# [Problem description]
Look through the lines below and extract any with the word "積雪以外".

# [Excerpted records]
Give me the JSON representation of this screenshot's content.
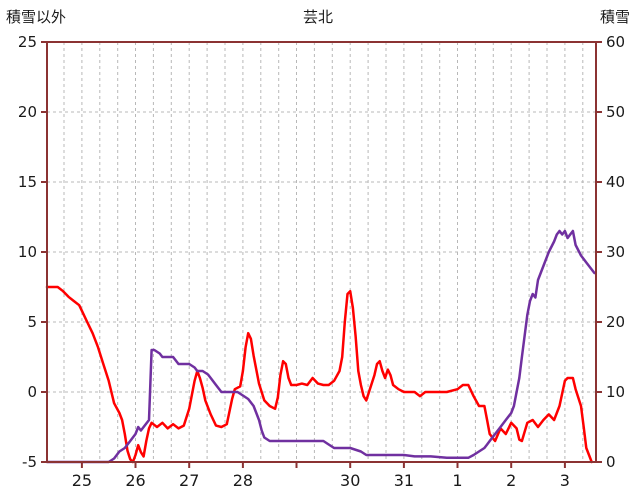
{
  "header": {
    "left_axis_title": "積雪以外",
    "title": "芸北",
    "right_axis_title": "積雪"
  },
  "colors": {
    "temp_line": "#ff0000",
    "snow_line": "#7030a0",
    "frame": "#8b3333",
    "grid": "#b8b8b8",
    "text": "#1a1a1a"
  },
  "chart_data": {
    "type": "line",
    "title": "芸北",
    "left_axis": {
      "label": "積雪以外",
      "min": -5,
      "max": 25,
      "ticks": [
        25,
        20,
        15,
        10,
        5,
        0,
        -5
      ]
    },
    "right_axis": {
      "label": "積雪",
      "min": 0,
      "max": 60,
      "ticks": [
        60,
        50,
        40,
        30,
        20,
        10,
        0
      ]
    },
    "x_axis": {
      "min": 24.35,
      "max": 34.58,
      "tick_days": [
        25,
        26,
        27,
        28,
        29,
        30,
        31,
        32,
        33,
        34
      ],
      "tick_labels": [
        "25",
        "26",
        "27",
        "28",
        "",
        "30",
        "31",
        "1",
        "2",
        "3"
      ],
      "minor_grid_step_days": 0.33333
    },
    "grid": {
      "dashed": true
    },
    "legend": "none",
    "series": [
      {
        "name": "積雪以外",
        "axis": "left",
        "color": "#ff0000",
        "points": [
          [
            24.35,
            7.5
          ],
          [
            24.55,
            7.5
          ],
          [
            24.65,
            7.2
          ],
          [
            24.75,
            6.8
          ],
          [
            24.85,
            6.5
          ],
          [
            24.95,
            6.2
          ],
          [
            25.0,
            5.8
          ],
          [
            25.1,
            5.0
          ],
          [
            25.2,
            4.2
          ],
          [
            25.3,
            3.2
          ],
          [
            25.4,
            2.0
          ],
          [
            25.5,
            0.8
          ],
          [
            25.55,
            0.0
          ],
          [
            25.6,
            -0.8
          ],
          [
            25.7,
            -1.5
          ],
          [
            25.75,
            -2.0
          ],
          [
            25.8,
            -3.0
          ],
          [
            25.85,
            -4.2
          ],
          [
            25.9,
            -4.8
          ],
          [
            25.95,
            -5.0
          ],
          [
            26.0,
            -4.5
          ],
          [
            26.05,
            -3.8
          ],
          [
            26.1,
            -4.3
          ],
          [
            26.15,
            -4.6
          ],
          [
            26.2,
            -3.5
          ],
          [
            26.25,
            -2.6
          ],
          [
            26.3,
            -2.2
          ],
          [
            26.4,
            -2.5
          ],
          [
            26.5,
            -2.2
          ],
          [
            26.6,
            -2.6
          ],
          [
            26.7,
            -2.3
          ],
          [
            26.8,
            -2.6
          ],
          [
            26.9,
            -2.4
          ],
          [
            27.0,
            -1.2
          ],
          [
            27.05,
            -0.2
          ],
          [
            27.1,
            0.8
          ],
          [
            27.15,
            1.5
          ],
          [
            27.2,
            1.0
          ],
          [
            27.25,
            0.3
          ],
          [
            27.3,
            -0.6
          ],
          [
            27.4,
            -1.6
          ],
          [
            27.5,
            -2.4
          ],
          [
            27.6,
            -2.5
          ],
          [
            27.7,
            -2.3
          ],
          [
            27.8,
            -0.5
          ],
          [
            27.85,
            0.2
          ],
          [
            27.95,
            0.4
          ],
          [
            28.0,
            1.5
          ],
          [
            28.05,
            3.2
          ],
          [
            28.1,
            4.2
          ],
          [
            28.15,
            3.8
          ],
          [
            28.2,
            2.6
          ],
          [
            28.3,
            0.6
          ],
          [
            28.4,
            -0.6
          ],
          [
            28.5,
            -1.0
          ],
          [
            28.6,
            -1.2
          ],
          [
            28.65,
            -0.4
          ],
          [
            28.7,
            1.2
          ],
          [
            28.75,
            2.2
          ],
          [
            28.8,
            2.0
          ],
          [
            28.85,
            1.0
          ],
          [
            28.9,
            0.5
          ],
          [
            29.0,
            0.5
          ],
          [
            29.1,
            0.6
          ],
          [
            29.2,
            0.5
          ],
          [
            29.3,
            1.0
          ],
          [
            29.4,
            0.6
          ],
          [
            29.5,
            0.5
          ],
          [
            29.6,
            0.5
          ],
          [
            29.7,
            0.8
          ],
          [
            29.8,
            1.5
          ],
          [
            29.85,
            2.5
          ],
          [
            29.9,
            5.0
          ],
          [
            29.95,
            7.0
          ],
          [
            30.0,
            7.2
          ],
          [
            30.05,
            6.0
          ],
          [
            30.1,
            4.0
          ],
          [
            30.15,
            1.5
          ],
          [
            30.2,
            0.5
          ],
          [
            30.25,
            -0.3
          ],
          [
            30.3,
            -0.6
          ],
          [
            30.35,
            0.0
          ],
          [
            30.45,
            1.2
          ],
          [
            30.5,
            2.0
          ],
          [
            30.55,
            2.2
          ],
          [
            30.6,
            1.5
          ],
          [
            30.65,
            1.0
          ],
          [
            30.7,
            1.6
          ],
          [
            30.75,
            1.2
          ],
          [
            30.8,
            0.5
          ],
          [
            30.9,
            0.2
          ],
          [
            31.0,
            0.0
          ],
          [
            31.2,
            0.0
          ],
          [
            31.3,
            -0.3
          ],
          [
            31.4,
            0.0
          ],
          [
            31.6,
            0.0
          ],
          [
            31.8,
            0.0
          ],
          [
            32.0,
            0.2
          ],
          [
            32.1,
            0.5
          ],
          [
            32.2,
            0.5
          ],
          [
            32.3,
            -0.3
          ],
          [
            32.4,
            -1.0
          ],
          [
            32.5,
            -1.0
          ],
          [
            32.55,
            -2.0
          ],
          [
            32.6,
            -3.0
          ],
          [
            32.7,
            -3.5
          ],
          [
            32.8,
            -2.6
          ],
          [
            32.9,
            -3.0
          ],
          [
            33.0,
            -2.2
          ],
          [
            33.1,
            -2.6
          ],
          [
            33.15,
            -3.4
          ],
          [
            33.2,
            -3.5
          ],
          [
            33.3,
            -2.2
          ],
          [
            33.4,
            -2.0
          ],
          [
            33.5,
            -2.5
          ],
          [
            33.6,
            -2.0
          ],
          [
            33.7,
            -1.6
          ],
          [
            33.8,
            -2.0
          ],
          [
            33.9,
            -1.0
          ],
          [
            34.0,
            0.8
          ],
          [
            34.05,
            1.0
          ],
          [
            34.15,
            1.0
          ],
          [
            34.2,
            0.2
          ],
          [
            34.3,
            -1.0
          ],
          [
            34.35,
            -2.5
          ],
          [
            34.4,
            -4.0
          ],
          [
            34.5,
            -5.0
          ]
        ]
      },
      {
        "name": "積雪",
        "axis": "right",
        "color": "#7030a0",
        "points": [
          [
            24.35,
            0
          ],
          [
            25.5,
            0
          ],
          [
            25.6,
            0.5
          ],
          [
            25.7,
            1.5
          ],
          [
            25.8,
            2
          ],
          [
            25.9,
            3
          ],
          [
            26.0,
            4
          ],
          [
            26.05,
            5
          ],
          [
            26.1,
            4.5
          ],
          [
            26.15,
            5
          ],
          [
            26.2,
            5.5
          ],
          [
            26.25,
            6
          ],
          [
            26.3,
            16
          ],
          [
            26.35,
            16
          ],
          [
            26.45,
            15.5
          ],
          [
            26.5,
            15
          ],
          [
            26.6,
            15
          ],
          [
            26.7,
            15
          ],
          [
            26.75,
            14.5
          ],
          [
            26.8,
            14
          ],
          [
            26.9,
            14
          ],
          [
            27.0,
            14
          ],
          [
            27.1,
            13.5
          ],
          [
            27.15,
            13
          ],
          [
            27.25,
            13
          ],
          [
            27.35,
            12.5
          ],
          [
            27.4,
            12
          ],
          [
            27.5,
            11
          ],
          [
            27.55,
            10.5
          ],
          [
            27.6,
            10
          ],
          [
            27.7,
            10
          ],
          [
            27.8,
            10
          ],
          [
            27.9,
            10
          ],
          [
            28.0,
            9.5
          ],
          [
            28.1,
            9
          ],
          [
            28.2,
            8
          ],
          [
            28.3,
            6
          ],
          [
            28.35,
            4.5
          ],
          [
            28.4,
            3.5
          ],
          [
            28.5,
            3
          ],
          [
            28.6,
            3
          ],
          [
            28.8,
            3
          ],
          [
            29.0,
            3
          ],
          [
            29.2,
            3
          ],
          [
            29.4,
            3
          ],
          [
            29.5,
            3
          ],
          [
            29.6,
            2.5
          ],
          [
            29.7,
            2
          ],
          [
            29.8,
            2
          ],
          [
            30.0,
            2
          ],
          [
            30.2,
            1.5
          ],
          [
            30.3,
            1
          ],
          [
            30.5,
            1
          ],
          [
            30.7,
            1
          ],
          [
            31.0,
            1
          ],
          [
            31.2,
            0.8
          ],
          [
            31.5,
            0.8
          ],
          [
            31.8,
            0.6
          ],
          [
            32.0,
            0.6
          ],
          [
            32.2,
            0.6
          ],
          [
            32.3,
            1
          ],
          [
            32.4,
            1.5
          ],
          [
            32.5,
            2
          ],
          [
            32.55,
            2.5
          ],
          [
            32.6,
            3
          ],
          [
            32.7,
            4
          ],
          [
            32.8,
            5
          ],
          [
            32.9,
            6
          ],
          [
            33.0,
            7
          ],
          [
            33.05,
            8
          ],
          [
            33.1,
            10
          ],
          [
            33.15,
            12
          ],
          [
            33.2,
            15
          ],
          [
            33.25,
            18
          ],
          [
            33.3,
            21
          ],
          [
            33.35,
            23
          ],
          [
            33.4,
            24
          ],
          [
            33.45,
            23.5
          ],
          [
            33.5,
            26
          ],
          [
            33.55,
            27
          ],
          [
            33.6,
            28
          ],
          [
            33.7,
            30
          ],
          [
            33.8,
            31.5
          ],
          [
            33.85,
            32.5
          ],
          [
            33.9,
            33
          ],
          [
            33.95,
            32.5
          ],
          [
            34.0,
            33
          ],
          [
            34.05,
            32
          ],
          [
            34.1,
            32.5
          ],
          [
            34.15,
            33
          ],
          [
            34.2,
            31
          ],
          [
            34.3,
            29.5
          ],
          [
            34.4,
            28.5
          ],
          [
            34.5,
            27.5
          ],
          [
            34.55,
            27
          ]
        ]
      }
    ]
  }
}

# [Exercise response]
    "left_axis_title": "積雪以外",
      "label": "積雪以外",
        "name": "積雪以外",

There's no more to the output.